Um eine Extrameile zu gehen, braucht es auch die entsprechenden Voraussetzungen. Schließlich ist niemandem geholfen, wenn dadurch ein wichtiges Kundengespräch auf der Strecke bleibt, Fehler entstehen, Arbeit liegen bleibt usw. "Quiet Quitter" erkennen durchaus Möglichkeiten zur Verbesserung, z.B. ein schlecht strukturiertes Lager, das in den meisten Fällen zu einer hohen Bestellquote und damit zu Mehrarbeit für die betroffenen Kollegen führt. So gibt es verschiedene Auslöser, durch die das Team letztlich ausgebremst wird. Das Standardprogramm läuft ab, manches bleibt auf der Strecke. Die Checkliste unten fasst die typischen Auslöser zusammen, die den Dienst nach Vorschrift befördern.
Quiet Quitting sollte allerdings nicht nur als stille Kündigung von Motivation, Engagement und Mehrarbeit, sondern durchaus auch als Aufkündigung von Stress, Hektik und Ineffizienz verstanden werden. Weil Leistung als Arbeit pro Zeiteinheit definiert ist, kann bei anderer – nicht unbedingt mehr (!) – Arbeit und einer effizienteren Organisation die Extrameile auch überflüssig sein.
Ist beispielsweise das Lager ausreichend bestückt und auf die Kundenbedürfnisse abgestimmt sowie ein Kommissionierautomat vorhanden, erspart das dem Team wertvolle Zeit, die anderweitig eingesetzt werden kann. Andernfalls sind wortwörtlich deutlich mehr Arbeitsschritte nötig: Bestellung aufnehmen, übertragen, einbuchen, Abholung belegen, diese zum Kunden bringen und insgesamt zwei Kundengespräche.
Was Mitarbeiter am dringendsten brauchen
Gerade in Zeiten von Personalmangel und anspruchsvollen Kunden führt Stress häufig zu einer niedrigeren Frustrationsschwelle. Damit fällt die Extrameile besonders schwer.
Hier ist es die Aufgabe von Chefs, die Mitarbeiter an die Hand zu nehmen. Neben Luft zum Durchatmen (freie Wochenenden, Kaffeepausen, private Gespräche) sind die Mitarbeiter dringend auf Wertschätzung (in Form von Lob sowie angemessener Gehälter) und Entscheidungsfreiheit angewiesen. All das fördert die Motivation im Team und ist insofern das beste Mittel, um der Gefahr von Quiet Quitting frühzeitig entgegenzuwirken.

(Auszug aus Datensatz)
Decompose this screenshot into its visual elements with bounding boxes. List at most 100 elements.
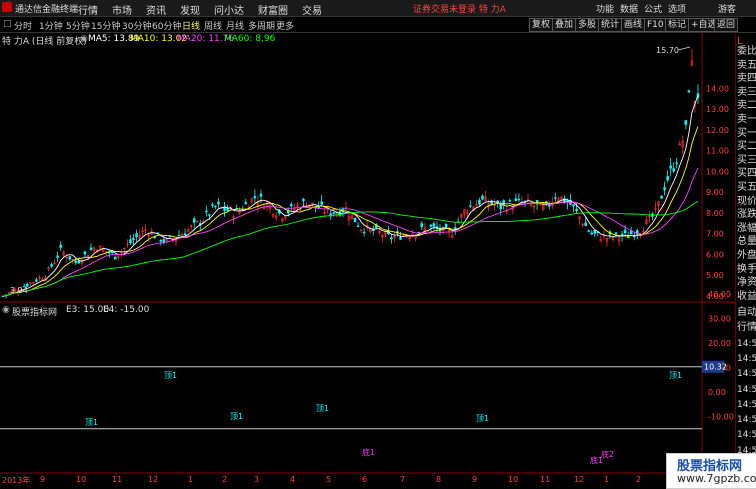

(Zu lösende Aufgaben)
[A] Beantworten Sie anhand des Textes über Quiet Quitting diese Fragen:
(i) Wie ist Leistung laut Text definiert?
(ii) Wozu führt Stress in Zeiten von Personalmangel und anspruchsvollen Kunden häufig?
(iii) Welche Beispiele für Luft zum Durchatmen werden genannt?
[B] Geben Sie aus dem Text über Quiet Quitting den Abschnitt von „Hier ist es“ bis „Quitting frühzeitig entgegenzuwirken.“ wortgetreu wieder.
Das Material spielt hierfür keine Rolle.

(Lösungen je Aufgabe)
[A]
(i) Als Arbeit pro Zeiteinheit.
(ii) Zu einer niedrigeren Frustrationsschwelle.
(iii) Freie Wochenenden, Kaffeepausen und private Gespräche.

[B]
Hier ist es die Aufgabe von Chefs, die Mitarbeiter an die Hand zu nehmen. Neben Luft zum Durchatmen (freie Wochenenden, Kaffeepausen, private Gespräche) sind die Mitarbeiter dringend auf Wertschätzung (in Form von Lob sowie angemessener Gehälter) und Entscheidungsfreiheit angewiesen. All das fördert die Motivation im Team und ist insofern das beste Mittel, um der Gefahr von Quiet Quitting frühzeitig entgegenzuwirken.